### Task to complete
Print the listing in its entirety and exactly, leaving out images.

### Extracted records
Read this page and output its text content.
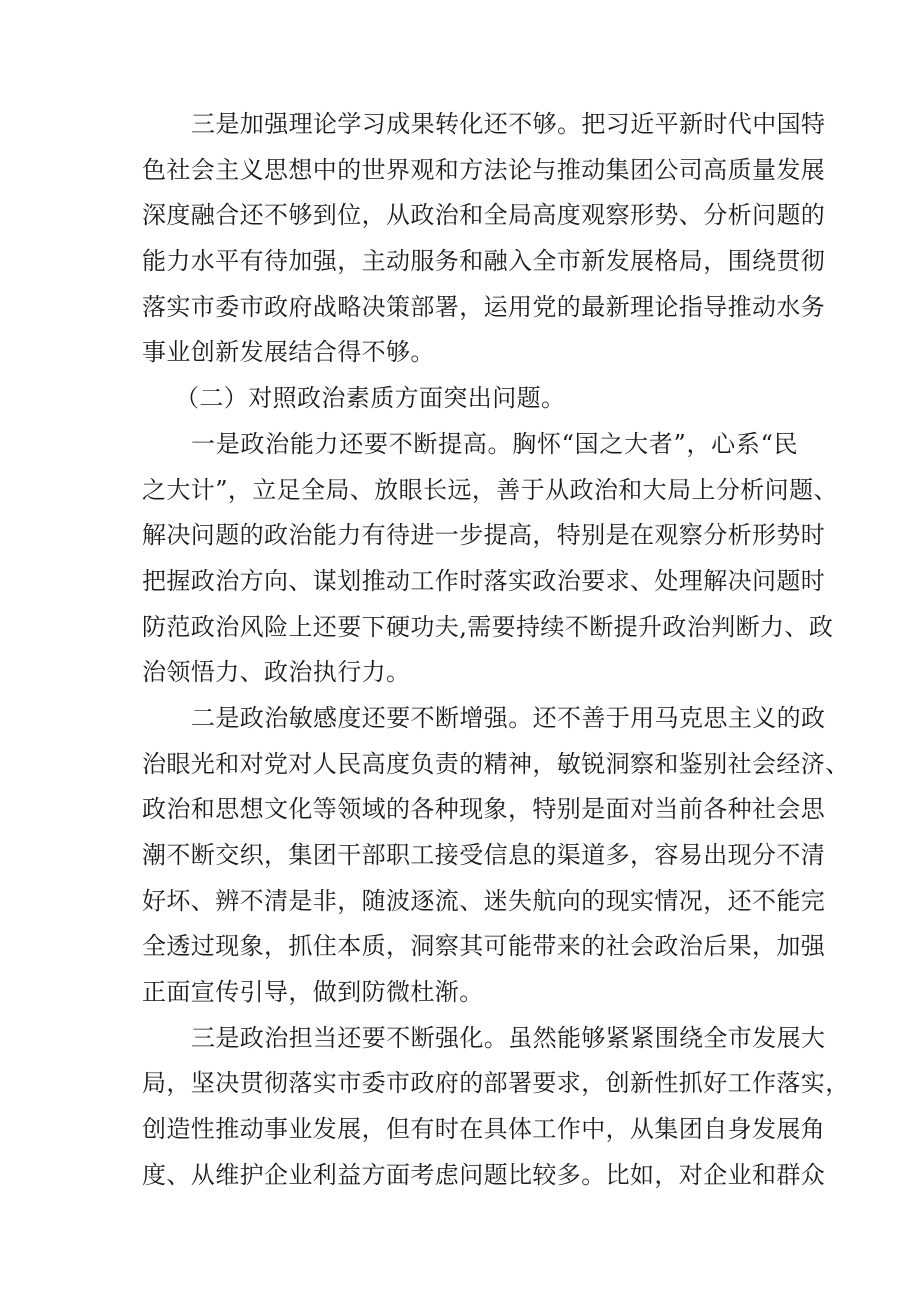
三是加强理论学习成果转化还不够。把习近平新时代中国特
色社会主义思想中的世界观和方法论与推动集团公司高质量发展
深度融合还不够到位，从政治和全局高度观察形势、分析问题的
能力水平有待加强，主动服务和融入全市新发展格局，围绕贯彻
落实市委市政府战略决策部署，运用党的最新理论指导推动水务
事业创新发展结合得不够。
（二）对照政治素质方面突出问题。
一是政治能力还要不断提高。胸怀“国之大者”，心系“民
之大计”，立足全局、放眼长远，善于从政治和大局上分析问题、
解决问题的政治能力有待进一步提高，特别是在观察分析形势时
把握政治方向、谋划推动工作时落实政治要求、处理解决问题时
防范政治风险上还要下硬功夫,需要持续不断提升政治判断力、政
治领悟力、政治执行力。
二是政治敏感度还要不断增强。还不善于用马克思主义的政
治眼光和对党对人民高度负责的精神，敏锐洞察和鉴别社会经济、
政治和思想文化等领域的各种现象，特别是面对当前各种社会思
潮不断交织，集团干部职工接受信息的渠道多，容易出现分不清
好坏、辨不清是非，随波逐流、迷失航向的现实情况，还不能完
全透过现象，抓住本质，洞察其可能带来的社会政治后果，加强
正面宣传引导，做到防微杜渐。
三是政治担当还要不断强化。虽然能够紧紧围绕全市发展大
局，坚决贯彻落实市委市政府的部署要求，创新性抓好工作落实，
创造性推动事业发展，但有时在具体工作中，从集团自身发展角
度、从维护企业利益方面考虑问题比较多。比如，对企业和群众
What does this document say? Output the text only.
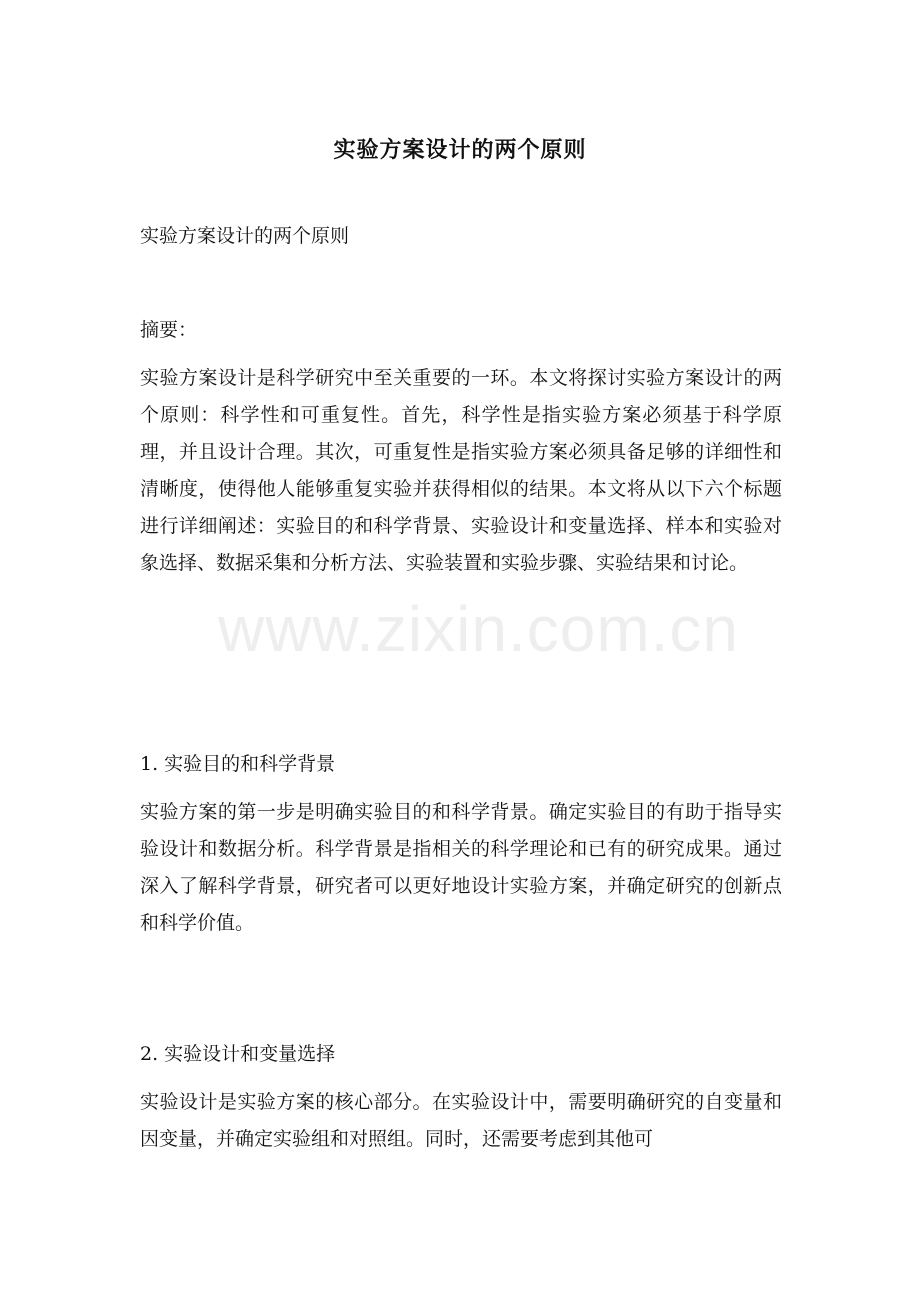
实验方案设计的两个原则

实验方案设计的两个原则

摘要：

实验方案设计是科学研究中至关重要的一环。本文将探讨实验方案设计的两个原则：科学性和可重复性。首先，科学性是指实验方案必须基于科学原理，并且设计合理。其次，可重复性是指实验方案必须具备足够的详细性和清晰度，使得他人能够重复实验并获得相似的结果。本文将从以下六个标题进行详细阐述：实验目的和科学背景、实验设计和变量选择、样本和实验对象选择、数据采集和分析方法、实验装置和实验步骤、实验结果和讨论。

1. 实验目的和科学背景

实验方案的第一步是明确实验目的和科学背景。确定实验目的有助于指导实验设计和数据分析。科学背景是指相关的科学理论和已有的研究成果。通过深入了解科学背景，研究者可以更好地设计实验方案，并确定研究的创新点和科学价值。

2. 实验设计和变量选择

实验设计是实验方案的核心部分。在实验设计中，需要明确研究的自变量和因变量，并确定实验组和对照组。同时，还需要考虑到其他可

www.zixin.com.cn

### Exercise solution
Read this page and output its text content.
三是加强理论学习成果转化还不够。把习近平新时代中国特
色社会主义思想中的世界观和方法论与推动集团公司高质量发展
深度融合还不够到位，从政治和全局高度观察形势、分析问题的
能力水平有待加强，主动服务和融入全市新发展格局，围绕贯彻
落实市委市政府战略决策部署，运用党的最新理论指导推动水务
事业创新发展结合得不够。
（二）对照政治素质方面突出问题。
一是政治能力还要不断提高。胸怀“国之大者”，心系“民
之大计”，立足全局、放眼长远，善于从政治和大局上分析问题、
解决问题的政治能力有待进一步提高，特别是在观察分析形势时
把握政治方向、谋划推动工作时落实政治要求、处理解决问题时
防范政治风险上还要下硬功夫,需要持续不断提升政治判断力、政
治领悟力、政治执行力。
二是政治敏感度还要不断增强。还不善于用马克思主义的政
治眼光和对党对人民高度负责的精神，敏锐洞察和鉴别社会经济、
政治和思想文化等领域的各种现象，特别是面对当前各种社会思
潮不断交织，集团干部职工接受信息的渠道多，容易出现分不清
好坏、辨不清是非，随波逐流、迷失航向的现实情况，还不能完
全透过现象，抓住本质，洞察其可能带来的社会政治后果，加强
正面宣传引导，做到防微杜渐。
三是政治担当还要不断强化。虽然能够紧紧围绕全市发展大
局，坚决贯彻落实市委市政府的部署要求，创新性抓好工作落实，
创造性推动事业发展，但有时在具体工作中，从集团自身发展角
度、从维护企业利益方面考虑问题比较多。比如，对企业和群众
What does this document say? Output the text only.
实验方案设计的两个原则

实验方案设计的两个原则

摘要：

实验方案设计是科学研究中至关重要的一环。本文将探讨实验方案设计的两个原则：科学性和可重复性。首先，科学性是指实验方案必须基于科学原理，并且设计合理。其次，可重复性是指实验方案必须具备足够的详细性和清晰度，使得他人能够重复实验并获得相似的结果。本文将从以下六个标题进行详细阐述：实验目的和科学背景、实验设计和变量选择、样本和实验对象选择、数据采集和分析方法、实验装置和实验步骤、实验结果和讨论。

1. 实验目的和科学背景

实验方案的第一步是明确实验目的和科学背景。确定实验目的有助于指导实验设计和数据分析。科学背景是指相关的科学理论和已有的研究成果。通过深入了解科学背景，研究者可以更好地设计实验方案，并确定研究的创新点和科学价值。

2. 实验设计和变量选择

实验设计是实验方案的核心部分。在实验设计中，需要明确研究的自变量和因变量，并确定实验组和对照组。同时，还需要考虑到其他可

www.zixin.com.cn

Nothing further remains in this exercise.